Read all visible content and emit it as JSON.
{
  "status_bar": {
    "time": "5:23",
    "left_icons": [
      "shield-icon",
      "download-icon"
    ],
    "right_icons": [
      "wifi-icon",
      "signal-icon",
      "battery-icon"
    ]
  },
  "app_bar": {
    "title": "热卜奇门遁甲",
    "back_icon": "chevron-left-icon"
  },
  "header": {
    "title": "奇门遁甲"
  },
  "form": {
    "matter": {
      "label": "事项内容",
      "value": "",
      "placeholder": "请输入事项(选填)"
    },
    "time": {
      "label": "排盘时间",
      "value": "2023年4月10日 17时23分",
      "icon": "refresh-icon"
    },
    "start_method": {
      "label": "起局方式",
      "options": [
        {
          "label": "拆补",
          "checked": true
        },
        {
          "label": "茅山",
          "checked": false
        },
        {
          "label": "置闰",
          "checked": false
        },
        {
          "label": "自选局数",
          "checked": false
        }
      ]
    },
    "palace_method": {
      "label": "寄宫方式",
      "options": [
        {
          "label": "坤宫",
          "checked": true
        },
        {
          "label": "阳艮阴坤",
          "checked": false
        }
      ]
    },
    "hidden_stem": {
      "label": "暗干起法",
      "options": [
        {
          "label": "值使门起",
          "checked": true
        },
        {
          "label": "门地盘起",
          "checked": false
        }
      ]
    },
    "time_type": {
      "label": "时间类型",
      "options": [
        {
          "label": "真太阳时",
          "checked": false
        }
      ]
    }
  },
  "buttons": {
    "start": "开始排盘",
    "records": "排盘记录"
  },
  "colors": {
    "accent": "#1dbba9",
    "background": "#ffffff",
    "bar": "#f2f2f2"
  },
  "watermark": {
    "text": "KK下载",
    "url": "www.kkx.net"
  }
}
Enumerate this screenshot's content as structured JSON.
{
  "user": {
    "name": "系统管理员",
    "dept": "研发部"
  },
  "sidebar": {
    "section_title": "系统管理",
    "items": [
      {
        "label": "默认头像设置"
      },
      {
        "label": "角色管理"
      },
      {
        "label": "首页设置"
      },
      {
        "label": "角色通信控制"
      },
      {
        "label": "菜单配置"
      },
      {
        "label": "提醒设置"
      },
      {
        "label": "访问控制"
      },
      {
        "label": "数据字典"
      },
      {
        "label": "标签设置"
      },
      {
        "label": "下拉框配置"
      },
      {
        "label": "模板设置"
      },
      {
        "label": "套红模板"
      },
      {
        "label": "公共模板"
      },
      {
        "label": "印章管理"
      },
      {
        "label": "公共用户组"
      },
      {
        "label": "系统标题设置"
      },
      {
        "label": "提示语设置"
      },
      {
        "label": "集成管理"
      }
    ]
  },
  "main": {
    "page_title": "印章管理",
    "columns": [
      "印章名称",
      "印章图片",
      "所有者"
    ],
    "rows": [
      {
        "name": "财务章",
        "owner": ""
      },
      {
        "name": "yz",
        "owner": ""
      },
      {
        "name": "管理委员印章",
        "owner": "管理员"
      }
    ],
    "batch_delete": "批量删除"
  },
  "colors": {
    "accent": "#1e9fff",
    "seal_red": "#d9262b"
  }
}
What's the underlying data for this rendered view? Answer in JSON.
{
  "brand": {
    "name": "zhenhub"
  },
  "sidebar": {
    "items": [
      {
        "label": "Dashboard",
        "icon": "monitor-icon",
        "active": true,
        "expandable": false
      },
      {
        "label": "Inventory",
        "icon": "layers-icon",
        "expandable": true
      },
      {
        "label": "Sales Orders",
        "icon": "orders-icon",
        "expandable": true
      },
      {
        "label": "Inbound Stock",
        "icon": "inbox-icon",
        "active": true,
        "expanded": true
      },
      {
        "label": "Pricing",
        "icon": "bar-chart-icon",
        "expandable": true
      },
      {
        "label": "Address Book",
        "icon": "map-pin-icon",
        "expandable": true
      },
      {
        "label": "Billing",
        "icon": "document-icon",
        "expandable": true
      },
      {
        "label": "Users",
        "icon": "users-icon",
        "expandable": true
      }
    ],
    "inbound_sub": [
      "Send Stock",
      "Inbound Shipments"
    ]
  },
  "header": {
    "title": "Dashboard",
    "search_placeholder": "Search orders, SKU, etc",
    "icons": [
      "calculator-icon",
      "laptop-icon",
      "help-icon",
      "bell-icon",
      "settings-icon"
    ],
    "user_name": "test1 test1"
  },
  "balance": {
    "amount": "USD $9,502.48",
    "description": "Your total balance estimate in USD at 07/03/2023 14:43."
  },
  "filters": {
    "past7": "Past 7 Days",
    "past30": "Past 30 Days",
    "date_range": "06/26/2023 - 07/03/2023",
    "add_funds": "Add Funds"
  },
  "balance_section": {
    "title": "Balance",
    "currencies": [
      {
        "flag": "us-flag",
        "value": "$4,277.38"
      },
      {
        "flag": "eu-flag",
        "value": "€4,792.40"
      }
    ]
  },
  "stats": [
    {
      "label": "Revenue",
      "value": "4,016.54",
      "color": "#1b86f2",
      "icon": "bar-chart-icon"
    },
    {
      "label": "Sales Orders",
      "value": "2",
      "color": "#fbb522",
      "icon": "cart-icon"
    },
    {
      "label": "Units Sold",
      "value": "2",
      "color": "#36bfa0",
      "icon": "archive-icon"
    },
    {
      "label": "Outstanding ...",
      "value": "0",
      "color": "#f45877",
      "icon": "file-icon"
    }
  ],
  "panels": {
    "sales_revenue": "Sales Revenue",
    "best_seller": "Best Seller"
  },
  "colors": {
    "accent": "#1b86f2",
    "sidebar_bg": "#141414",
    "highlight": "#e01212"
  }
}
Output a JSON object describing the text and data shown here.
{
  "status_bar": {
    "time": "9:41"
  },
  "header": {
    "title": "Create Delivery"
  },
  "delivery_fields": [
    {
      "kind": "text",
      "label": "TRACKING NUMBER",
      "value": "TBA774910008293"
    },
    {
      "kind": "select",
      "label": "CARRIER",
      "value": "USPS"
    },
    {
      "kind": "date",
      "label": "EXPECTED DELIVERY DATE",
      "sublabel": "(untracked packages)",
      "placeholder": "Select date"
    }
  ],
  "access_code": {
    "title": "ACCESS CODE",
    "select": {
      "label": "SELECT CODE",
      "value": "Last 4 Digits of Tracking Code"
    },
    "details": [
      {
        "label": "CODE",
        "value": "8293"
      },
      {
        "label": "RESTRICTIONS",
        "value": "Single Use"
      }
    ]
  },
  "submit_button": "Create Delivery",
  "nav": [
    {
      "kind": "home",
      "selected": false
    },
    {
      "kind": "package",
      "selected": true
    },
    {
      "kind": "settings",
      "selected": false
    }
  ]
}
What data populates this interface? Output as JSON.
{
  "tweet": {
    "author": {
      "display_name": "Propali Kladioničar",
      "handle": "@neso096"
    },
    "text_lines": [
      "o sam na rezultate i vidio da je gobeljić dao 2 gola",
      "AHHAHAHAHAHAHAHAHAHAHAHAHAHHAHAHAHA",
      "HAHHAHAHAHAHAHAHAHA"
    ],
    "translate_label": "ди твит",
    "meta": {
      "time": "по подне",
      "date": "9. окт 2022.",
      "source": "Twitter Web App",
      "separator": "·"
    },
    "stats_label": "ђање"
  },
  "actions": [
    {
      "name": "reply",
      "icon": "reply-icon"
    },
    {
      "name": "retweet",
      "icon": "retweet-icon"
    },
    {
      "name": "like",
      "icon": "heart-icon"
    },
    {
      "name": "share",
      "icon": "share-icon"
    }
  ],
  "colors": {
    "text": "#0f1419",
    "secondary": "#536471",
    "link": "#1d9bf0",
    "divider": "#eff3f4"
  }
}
═══
▶ **Exercise directions**
Locate the word "What" in the data above. Copy every line carrying it.

▶ **Response to the exercise**
What's the underlying data for this rendered view? Answer in JSON.
What data populates this interface? Output as JSON.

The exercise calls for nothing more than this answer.